_The task_.
Tally up the lines carrying the string "Land" and respond with only the resulting number.

(Records that describe figures)
|---|
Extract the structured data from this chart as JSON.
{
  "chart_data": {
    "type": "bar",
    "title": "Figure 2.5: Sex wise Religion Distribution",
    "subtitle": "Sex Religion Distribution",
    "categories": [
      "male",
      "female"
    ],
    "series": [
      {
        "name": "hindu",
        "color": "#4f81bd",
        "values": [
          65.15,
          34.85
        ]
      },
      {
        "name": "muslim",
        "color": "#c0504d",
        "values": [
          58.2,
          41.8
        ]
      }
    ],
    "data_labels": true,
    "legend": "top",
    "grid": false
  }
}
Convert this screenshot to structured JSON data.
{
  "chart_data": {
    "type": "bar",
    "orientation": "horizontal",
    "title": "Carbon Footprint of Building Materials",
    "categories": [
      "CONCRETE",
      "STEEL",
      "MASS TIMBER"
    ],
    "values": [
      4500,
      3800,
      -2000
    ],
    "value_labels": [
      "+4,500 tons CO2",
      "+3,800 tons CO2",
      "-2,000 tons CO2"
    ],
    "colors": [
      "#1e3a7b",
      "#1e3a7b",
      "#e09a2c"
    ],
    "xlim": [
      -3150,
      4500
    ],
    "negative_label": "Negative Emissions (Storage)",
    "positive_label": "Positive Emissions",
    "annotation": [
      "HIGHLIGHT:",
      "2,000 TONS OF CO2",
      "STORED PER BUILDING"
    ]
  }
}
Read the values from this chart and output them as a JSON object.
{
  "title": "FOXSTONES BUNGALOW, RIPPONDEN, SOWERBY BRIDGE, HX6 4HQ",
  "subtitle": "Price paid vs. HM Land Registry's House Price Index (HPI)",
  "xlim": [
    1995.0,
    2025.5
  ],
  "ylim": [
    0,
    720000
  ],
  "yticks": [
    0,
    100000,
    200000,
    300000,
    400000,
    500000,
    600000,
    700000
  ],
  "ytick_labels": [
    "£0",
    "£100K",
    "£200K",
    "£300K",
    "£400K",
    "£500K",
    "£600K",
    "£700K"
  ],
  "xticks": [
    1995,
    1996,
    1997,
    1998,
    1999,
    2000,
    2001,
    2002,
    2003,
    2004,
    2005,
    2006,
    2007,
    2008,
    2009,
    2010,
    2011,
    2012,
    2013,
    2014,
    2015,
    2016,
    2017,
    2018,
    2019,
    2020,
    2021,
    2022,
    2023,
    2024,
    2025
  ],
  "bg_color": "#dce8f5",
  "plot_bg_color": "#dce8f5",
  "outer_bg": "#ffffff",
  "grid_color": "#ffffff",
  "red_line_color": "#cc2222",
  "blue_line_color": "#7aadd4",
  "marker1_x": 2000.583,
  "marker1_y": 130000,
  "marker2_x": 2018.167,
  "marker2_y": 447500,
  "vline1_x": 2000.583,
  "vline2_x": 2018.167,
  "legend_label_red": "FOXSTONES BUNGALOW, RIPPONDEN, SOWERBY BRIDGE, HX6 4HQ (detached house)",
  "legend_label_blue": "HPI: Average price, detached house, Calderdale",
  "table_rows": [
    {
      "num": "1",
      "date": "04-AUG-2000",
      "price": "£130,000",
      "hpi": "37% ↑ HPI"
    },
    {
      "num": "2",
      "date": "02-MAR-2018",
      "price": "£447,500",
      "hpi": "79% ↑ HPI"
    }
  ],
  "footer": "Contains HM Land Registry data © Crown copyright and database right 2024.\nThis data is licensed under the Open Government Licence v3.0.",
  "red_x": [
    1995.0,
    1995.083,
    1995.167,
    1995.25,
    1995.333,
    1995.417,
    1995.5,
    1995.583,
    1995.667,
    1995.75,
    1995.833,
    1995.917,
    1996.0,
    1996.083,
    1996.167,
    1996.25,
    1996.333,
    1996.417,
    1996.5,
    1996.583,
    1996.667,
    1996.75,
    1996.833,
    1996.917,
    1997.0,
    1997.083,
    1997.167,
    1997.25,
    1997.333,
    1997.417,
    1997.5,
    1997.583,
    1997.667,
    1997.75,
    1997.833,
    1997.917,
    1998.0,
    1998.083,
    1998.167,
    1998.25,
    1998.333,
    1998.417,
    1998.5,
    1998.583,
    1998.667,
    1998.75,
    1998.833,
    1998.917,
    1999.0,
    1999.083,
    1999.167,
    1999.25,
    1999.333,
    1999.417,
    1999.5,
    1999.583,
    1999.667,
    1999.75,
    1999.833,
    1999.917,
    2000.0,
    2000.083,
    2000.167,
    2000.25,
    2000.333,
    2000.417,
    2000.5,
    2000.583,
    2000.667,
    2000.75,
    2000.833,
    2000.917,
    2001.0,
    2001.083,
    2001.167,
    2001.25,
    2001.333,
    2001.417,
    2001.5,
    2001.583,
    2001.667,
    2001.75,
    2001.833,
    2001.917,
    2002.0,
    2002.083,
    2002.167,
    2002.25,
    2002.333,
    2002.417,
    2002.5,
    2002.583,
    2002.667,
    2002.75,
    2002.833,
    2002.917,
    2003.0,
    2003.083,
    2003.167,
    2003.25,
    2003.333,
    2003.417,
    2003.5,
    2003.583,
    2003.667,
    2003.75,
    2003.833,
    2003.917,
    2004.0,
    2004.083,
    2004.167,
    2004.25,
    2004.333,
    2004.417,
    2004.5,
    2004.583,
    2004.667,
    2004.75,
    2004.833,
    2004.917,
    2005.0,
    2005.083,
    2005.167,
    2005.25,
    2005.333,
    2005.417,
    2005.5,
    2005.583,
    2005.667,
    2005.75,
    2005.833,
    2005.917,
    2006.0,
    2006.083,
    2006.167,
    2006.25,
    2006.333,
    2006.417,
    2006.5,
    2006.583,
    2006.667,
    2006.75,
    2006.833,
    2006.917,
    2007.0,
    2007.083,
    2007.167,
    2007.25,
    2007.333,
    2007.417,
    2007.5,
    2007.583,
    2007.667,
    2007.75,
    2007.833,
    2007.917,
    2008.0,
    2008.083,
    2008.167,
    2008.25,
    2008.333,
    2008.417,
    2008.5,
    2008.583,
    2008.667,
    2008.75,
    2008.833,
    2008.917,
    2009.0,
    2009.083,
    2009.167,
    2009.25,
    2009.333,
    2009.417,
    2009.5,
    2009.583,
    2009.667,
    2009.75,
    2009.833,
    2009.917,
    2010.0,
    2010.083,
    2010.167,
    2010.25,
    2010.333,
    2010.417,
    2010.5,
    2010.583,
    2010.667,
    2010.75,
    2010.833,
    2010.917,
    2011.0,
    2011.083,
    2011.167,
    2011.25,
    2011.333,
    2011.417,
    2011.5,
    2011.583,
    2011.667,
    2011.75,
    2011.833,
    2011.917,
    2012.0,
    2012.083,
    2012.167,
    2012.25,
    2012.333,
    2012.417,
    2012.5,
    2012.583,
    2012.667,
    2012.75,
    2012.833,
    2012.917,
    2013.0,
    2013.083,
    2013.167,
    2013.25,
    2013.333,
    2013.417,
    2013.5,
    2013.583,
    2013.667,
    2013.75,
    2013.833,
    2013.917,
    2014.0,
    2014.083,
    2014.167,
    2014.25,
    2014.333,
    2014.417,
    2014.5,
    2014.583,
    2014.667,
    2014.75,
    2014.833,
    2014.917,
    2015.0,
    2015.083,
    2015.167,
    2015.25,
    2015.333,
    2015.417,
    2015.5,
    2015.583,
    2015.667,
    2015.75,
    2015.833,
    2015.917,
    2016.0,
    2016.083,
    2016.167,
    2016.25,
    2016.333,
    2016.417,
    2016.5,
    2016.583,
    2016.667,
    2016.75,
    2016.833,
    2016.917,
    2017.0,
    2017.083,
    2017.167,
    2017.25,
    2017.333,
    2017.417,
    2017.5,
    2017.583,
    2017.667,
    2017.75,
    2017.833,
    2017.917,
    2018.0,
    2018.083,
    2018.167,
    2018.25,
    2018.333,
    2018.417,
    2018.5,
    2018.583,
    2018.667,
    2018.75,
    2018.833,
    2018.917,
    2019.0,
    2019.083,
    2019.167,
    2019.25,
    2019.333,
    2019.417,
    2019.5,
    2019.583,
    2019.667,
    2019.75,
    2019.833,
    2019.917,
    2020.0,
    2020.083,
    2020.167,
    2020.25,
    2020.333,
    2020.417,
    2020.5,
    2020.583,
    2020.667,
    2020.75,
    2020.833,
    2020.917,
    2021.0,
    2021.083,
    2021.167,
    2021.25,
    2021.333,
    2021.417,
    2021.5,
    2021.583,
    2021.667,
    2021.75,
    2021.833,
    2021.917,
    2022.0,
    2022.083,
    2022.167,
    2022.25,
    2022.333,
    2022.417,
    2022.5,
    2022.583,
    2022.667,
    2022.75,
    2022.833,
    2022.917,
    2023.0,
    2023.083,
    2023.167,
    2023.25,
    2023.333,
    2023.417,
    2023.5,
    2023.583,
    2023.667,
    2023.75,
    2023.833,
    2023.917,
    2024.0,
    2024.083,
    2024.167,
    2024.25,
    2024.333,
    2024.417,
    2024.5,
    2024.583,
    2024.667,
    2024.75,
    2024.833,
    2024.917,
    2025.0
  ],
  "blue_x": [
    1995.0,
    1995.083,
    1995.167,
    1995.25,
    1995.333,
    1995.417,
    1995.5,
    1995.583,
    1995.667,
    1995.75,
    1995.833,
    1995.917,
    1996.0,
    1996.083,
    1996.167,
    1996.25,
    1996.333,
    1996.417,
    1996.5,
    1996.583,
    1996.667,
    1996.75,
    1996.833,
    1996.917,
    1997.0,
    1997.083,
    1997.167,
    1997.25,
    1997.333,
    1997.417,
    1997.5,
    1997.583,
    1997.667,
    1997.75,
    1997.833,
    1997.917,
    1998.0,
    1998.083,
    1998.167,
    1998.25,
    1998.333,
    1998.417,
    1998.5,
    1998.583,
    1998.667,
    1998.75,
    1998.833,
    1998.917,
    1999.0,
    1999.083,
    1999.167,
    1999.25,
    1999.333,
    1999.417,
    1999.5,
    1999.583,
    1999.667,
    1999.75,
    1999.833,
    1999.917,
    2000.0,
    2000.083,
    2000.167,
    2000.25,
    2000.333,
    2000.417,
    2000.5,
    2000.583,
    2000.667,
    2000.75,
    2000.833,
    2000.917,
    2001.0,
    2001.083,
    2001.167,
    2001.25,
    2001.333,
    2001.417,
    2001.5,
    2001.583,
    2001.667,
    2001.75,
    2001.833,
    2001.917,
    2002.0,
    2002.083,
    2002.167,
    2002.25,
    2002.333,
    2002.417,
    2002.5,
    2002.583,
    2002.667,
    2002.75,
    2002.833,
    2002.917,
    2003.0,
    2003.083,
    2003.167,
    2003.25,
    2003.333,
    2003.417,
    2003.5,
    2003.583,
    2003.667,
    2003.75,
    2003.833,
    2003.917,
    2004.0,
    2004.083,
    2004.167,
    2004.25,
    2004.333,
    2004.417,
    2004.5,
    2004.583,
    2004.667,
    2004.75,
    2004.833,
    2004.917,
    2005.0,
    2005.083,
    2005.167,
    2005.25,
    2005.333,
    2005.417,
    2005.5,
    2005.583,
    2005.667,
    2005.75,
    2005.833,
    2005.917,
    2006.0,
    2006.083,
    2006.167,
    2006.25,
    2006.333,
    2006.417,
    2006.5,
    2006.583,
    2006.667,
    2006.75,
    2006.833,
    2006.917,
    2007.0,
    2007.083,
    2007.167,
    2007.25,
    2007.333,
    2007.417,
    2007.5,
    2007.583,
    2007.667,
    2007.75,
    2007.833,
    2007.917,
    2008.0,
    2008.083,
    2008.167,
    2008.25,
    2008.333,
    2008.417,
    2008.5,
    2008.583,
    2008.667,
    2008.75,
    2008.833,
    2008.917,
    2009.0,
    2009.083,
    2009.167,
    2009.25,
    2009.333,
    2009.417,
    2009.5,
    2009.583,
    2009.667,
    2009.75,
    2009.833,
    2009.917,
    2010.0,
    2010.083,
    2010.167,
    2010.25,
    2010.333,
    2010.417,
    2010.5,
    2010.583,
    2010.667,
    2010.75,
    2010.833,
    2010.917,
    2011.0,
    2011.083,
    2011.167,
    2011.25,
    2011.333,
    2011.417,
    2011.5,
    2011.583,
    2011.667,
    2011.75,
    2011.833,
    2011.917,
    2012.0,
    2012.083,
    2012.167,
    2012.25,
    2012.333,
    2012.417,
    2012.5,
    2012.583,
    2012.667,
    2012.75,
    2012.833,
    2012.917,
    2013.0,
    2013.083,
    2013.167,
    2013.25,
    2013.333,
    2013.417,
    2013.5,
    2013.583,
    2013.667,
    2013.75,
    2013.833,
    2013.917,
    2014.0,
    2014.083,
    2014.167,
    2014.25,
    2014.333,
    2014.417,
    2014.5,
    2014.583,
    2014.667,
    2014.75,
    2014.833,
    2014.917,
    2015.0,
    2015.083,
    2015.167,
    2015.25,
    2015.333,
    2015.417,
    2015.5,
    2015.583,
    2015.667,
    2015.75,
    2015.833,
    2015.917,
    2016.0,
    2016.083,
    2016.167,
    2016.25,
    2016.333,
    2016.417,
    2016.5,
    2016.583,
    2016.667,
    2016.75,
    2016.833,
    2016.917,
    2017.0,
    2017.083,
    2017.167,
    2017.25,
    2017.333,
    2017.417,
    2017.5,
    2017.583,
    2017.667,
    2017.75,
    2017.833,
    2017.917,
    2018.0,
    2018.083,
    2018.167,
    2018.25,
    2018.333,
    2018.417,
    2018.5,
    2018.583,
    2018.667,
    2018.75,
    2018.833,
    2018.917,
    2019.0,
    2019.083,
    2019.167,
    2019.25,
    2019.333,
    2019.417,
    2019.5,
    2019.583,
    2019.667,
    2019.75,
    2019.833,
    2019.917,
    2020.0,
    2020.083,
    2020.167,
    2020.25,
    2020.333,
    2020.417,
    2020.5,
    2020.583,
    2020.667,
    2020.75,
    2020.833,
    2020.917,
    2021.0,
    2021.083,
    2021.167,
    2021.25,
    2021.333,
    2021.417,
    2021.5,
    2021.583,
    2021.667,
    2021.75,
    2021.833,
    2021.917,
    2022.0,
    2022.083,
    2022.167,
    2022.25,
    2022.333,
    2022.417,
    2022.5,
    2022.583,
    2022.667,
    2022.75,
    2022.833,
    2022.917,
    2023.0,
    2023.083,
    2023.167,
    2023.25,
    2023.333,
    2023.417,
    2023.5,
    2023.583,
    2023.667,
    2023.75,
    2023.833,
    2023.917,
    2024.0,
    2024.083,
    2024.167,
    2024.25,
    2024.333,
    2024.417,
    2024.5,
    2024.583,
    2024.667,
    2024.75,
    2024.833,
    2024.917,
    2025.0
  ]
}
|---|
_Response below_.
2